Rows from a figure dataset
::::

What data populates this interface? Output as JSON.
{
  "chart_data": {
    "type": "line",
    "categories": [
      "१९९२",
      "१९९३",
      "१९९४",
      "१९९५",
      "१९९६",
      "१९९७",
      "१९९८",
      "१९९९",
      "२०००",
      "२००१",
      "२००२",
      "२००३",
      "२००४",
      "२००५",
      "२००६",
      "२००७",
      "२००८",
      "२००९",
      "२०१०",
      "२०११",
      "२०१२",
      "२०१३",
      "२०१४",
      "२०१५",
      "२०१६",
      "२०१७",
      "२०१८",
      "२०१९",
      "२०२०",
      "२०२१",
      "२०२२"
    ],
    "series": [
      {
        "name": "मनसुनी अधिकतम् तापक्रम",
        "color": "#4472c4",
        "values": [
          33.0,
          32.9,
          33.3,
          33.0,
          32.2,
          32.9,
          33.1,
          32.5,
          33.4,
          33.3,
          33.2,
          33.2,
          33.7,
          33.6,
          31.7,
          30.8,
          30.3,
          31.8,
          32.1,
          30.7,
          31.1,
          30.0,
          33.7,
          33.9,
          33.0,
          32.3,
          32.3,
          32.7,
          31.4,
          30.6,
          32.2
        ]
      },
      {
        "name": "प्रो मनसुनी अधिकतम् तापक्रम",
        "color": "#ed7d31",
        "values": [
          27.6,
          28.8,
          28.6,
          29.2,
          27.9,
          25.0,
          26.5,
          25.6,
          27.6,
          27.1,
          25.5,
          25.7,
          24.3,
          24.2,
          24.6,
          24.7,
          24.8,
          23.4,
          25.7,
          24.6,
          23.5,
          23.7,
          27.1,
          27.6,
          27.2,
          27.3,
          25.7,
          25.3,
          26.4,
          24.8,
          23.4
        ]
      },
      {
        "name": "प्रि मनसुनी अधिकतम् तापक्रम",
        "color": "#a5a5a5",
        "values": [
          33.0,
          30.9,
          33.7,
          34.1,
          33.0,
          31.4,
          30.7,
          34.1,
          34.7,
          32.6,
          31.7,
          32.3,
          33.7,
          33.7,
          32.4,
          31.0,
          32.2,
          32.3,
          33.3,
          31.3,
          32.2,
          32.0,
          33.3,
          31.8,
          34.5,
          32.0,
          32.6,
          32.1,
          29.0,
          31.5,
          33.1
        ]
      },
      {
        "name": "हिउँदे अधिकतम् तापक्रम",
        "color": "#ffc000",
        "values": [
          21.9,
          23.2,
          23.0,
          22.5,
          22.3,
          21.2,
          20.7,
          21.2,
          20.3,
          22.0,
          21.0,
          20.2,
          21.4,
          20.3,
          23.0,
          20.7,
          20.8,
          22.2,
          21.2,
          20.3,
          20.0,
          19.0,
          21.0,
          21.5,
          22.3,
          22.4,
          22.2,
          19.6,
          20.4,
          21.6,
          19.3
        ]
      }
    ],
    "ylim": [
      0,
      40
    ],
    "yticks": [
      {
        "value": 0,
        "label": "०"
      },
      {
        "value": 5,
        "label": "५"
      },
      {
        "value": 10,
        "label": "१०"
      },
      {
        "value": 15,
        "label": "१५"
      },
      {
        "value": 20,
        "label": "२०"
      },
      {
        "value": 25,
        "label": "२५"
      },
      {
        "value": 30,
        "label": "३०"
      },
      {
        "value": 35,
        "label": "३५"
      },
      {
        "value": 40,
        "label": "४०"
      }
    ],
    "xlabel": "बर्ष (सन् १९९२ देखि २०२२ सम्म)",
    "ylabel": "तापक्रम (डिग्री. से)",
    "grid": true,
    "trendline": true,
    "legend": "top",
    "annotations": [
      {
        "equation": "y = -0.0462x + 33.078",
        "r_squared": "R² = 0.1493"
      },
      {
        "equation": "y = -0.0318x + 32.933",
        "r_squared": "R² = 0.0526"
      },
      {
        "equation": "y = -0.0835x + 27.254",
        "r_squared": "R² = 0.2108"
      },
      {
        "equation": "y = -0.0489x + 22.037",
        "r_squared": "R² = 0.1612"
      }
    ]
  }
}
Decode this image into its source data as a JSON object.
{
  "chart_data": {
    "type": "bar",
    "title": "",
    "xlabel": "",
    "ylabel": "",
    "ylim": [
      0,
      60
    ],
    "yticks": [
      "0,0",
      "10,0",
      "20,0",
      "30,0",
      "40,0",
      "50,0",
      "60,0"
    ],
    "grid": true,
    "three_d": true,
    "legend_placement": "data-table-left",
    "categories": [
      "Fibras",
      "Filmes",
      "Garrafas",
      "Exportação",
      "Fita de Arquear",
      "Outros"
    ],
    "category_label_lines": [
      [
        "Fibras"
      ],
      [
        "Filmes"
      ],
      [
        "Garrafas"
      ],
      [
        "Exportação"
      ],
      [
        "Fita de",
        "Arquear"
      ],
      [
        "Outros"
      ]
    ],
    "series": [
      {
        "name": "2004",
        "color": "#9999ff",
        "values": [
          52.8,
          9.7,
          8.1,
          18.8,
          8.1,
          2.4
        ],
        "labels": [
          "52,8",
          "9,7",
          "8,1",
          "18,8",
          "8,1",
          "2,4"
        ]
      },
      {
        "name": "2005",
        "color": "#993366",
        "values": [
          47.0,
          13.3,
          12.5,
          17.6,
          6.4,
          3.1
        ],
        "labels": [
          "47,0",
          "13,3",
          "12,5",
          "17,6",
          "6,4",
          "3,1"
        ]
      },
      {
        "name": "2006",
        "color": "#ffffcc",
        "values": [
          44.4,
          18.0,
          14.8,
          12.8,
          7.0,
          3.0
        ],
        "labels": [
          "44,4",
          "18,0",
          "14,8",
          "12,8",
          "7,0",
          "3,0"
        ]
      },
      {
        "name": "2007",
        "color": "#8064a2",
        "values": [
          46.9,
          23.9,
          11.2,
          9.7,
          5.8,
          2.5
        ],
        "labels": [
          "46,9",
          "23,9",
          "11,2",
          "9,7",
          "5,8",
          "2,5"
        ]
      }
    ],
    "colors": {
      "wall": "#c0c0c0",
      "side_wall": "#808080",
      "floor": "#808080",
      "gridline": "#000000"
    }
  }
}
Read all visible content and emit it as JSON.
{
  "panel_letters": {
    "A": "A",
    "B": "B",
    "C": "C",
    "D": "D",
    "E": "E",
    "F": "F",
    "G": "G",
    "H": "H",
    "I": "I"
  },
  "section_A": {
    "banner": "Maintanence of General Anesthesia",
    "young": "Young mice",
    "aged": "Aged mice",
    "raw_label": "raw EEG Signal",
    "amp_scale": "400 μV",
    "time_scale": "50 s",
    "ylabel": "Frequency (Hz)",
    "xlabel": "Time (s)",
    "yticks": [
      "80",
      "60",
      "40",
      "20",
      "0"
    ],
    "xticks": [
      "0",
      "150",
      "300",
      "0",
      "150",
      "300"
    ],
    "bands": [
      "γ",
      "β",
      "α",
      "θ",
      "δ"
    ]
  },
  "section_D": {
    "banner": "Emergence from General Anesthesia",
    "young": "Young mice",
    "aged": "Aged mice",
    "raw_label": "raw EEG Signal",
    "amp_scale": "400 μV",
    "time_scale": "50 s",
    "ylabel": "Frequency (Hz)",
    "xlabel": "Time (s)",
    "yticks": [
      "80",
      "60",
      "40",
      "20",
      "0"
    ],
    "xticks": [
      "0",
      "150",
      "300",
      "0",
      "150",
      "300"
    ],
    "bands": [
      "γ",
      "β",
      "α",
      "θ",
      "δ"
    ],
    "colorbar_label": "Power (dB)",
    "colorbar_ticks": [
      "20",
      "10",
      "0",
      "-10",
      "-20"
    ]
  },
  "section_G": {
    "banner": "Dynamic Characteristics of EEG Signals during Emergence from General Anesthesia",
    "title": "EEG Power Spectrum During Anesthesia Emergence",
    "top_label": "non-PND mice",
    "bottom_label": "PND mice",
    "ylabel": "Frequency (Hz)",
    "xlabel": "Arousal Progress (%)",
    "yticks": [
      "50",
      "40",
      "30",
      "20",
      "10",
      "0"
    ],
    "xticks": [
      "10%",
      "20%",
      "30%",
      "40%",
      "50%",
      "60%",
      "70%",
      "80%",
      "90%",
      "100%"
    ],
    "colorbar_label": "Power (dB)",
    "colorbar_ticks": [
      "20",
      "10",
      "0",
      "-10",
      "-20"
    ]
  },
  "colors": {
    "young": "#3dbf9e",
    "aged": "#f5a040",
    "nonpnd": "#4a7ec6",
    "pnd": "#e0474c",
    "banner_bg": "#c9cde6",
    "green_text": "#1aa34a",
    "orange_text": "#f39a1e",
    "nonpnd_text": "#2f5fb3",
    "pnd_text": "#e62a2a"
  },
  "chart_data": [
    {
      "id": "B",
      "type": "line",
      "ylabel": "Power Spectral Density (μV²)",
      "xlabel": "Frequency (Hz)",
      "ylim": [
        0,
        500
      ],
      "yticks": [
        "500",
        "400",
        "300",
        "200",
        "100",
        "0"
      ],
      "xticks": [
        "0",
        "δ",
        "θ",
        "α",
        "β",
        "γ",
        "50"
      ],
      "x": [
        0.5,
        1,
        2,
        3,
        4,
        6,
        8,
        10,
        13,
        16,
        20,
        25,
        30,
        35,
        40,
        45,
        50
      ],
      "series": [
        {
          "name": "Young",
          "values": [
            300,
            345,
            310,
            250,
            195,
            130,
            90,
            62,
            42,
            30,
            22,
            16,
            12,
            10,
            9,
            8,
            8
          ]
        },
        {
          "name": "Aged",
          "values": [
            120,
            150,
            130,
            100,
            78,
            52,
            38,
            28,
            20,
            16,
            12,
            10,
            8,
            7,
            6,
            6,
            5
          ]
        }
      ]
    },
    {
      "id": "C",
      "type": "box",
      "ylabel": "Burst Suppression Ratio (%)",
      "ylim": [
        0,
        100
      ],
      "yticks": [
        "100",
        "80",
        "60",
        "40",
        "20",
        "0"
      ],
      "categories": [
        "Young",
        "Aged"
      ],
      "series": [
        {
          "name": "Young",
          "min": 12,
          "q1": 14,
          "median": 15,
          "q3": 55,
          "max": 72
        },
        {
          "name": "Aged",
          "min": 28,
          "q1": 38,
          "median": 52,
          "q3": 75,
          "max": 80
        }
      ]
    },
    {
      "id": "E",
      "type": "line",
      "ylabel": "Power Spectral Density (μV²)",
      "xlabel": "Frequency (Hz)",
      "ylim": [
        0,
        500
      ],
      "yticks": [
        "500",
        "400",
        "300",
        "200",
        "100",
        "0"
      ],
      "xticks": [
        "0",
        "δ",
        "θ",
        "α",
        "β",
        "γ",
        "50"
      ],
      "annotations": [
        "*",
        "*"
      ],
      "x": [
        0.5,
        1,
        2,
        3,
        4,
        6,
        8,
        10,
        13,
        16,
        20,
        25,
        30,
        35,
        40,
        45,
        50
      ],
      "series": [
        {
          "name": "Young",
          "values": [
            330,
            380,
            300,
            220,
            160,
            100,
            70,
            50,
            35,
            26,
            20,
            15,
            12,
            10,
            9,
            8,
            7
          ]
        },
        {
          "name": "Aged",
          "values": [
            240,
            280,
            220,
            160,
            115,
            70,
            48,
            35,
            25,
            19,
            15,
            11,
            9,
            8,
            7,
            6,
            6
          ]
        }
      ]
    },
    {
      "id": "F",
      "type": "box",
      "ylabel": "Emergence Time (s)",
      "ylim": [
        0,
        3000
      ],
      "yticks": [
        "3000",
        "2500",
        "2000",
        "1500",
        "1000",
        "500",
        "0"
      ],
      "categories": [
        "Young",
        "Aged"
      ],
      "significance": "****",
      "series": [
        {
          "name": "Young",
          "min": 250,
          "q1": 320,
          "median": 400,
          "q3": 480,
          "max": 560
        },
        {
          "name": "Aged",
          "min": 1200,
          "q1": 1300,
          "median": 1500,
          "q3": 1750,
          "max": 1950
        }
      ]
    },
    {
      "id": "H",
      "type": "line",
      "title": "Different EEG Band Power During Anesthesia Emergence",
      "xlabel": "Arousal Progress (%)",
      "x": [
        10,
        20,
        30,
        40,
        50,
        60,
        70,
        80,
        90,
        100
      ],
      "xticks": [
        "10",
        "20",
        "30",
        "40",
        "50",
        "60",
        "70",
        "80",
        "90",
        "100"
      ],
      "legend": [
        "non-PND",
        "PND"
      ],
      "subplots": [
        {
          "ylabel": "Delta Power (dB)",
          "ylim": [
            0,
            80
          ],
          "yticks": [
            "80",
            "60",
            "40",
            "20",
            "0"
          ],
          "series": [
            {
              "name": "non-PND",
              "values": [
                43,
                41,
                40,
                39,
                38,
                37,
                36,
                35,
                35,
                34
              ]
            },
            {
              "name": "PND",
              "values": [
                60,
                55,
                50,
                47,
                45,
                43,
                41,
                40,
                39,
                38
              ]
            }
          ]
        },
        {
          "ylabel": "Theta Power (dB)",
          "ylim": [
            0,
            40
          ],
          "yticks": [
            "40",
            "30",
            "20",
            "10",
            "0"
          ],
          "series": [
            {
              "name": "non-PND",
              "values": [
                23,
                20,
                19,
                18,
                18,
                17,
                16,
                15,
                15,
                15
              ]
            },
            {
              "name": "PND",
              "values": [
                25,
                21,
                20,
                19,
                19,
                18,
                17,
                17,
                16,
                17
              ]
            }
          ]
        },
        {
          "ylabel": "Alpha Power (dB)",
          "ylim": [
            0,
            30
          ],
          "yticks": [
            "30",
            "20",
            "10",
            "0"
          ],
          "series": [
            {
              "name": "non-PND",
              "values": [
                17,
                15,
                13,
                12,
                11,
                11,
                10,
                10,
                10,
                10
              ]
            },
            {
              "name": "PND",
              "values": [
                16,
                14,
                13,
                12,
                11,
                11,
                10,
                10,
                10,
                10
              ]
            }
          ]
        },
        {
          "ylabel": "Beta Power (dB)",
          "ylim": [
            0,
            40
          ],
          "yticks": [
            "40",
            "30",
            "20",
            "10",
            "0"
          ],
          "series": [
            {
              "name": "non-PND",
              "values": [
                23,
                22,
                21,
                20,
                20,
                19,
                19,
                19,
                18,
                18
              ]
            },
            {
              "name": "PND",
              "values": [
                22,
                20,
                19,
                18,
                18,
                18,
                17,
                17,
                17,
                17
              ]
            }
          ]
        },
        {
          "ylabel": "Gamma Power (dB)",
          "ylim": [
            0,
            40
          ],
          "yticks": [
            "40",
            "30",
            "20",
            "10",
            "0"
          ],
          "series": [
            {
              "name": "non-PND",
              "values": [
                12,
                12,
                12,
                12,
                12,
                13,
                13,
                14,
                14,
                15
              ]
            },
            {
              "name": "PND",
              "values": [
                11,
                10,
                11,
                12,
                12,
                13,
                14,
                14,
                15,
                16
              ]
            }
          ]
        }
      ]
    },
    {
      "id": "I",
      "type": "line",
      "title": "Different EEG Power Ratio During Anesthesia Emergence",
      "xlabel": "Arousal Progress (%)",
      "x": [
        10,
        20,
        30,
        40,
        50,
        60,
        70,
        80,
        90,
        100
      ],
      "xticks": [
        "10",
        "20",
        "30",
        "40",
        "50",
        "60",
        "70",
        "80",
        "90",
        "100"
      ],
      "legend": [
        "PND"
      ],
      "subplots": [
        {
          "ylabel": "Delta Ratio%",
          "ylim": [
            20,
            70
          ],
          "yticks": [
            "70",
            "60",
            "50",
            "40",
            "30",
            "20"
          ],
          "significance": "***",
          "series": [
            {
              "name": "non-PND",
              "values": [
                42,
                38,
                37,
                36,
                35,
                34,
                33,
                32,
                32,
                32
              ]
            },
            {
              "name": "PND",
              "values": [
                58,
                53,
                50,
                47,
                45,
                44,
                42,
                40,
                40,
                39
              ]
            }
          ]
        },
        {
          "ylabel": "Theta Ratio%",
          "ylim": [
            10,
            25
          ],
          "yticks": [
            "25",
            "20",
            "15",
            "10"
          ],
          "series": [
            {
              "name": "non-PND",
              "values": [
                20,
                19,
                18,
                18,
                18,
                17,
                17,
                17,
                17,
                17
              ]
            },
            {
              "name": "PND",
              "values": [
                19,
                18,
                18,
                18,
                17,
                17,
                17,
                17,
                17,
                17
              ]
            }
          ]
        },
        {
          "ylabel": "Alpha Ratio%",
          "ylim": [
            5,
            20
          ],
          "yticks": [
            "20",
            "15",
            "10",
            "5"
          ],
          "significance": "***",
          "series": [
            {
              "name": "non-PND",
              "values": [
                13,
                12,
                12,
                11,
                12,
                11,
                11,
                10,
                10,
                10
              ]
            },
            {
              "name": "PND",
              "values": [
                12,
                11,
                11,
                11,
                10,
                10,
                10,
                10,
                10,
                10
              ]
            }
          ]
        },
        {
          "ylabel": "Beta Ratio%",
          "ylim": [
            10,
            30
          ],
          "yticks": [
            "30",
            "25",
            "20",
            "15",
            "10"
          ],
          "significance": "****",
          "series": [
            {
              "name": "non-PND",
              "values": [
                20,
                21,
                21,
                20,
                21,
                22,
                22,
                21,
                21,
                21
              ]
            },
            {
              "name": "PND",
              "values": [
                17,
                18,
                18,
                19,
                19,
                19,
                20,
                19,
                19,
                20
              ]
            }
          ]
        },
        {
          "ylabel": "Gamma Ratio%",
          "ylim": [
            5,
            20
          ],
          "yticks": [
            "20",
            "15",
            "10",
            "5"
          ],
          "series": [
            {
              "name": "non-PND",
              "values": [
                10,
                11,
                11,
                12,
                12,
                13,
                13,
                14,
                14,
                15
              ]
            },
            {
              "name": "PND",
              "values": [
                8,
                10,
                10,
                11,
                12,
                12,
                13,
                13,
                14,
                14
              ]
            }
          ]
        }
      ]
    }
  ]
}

::::

Look through the material above. Copy each line where the word "Ratio" appears.

      "ylabel": "Burst Suppression Ratio (%)",
      "title": "Different EEG Power Ratio During Anesthesia Emergence",
          "ylabel": "Delta Ratio%",
          "ylabel": "Theta Ratio%",
          "ylabel": "Alpha Ratio%",
          "ylabel": "Beta Ratio%",
          "ylabel": "Gamma Ratio%",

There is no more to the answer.